◆ **Work instructions**
Tell how many lines in these records contain the string "Goya", with only the number as the reply.

◆ **Data provided**
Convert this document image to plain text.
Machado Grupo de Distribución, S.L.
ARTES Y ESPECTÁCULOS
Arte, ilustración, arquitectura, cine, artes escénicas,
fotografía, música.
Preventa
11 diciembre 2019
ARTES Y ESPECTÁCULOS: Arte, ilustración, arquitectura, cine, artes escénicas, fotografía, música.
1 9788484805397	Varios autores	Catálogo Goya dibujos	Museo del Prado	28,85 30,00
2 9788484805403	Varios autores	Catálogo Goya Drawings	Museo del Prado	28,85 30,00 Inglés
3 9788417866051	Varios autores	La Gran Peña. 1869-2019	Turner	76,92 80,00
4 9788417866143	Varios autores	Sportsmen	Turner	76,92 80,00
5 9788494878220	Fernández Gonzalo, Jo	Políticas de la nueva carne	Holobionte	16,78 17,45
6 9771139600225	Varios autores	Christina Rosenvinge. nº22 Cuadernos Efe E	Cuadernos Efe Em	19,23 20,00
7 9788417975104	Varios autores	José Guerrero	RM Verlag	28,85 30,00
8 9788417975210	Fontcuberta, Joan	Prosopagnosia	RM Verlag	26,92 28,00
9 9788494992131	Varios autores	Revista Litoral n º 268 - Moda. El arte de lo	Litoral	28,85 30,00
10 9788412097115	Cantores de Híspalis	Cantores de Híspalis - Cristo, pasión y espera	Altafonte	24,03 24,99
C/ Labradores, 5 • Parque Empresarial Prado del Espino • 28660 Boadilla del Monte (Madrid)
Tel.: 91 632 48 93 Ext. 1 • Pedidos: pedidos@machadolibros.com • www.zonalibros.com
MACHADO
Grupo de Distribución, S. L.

◆ **Written response**
2